--- Begin ---
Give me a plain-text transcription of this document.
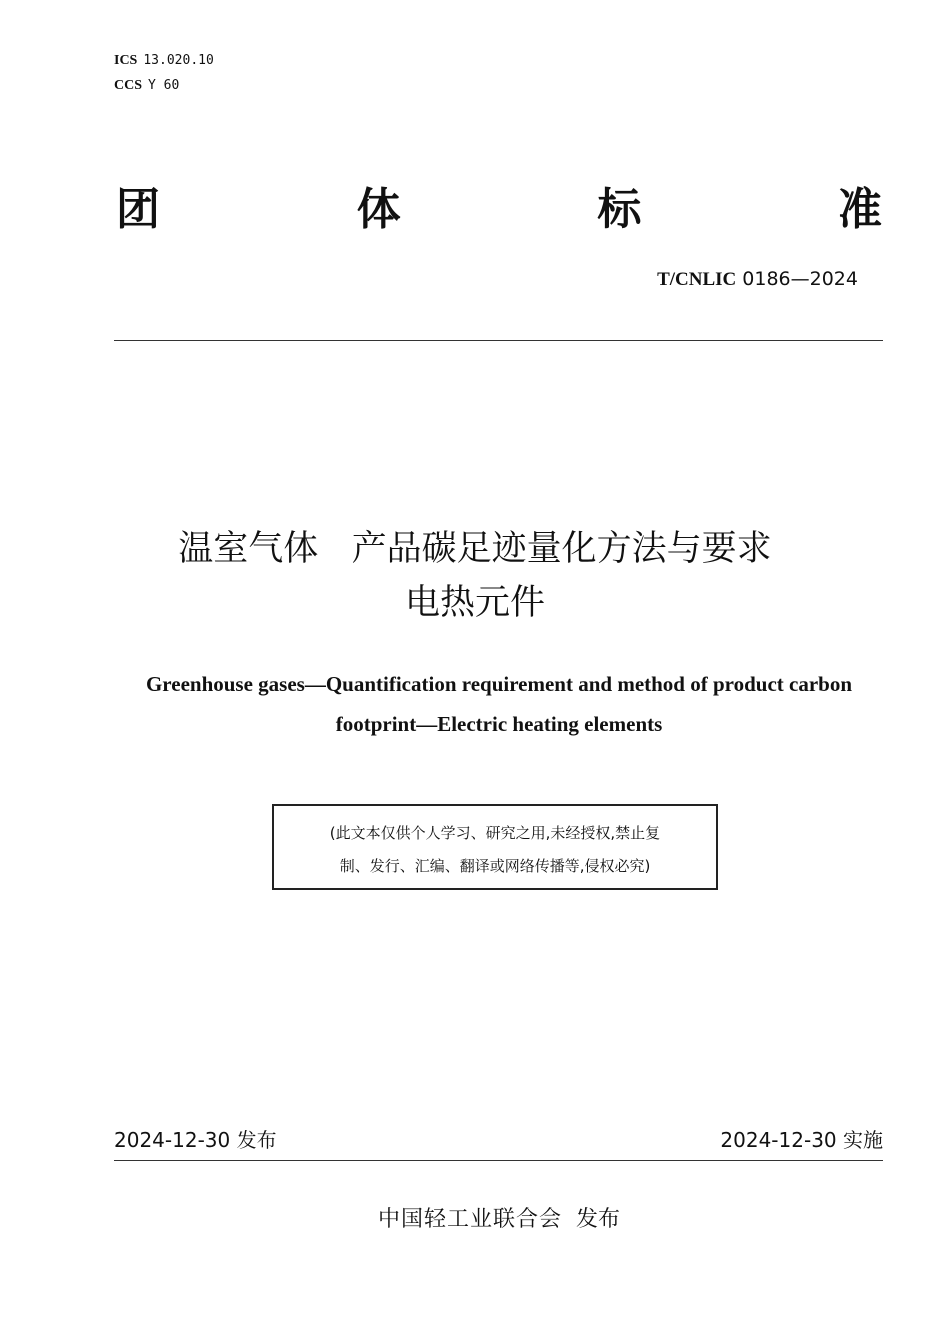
ICS 13.020.10
CCS Y 60
团	体	标	准
T/CNLIC 0186—2024
温室气体   产品碳足迹量化方法与要求
电热元件
Greenhouse gases—Quantification requirement and method of product carbon
footprint—Electric heating elements
(此文本仅供个人学习、研究之用,未经授权,禁止复
制、发行、汇编、翻译或网络传播等,侵权必究)
2024-12-30 发布	2024-12-30 实施
中国轻工业联合会 发布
--- End ---
**Task instructions:**
Reproduce the material above verbatim; omit every picture.

**Result of the exercise:**
Give me a plain-text transcription of this document.
ICS 13.020.10
CCS Y 60
团	体	标	准
T/CNLIC 0186—2024
温室气体   产品碳足迹量化方法与要求
电热元件
Greenhouse gases—Quantification requirement and method of product carbon
footprint—Electric heating elements
(此文本仅供个人学习、研究之用,未经授权,禁止复
制、发行、汇编、翻译或网络传播等,侵权必究)
2024-12-30 发布	2024-12-30 实施
中国轻工业联合会 发布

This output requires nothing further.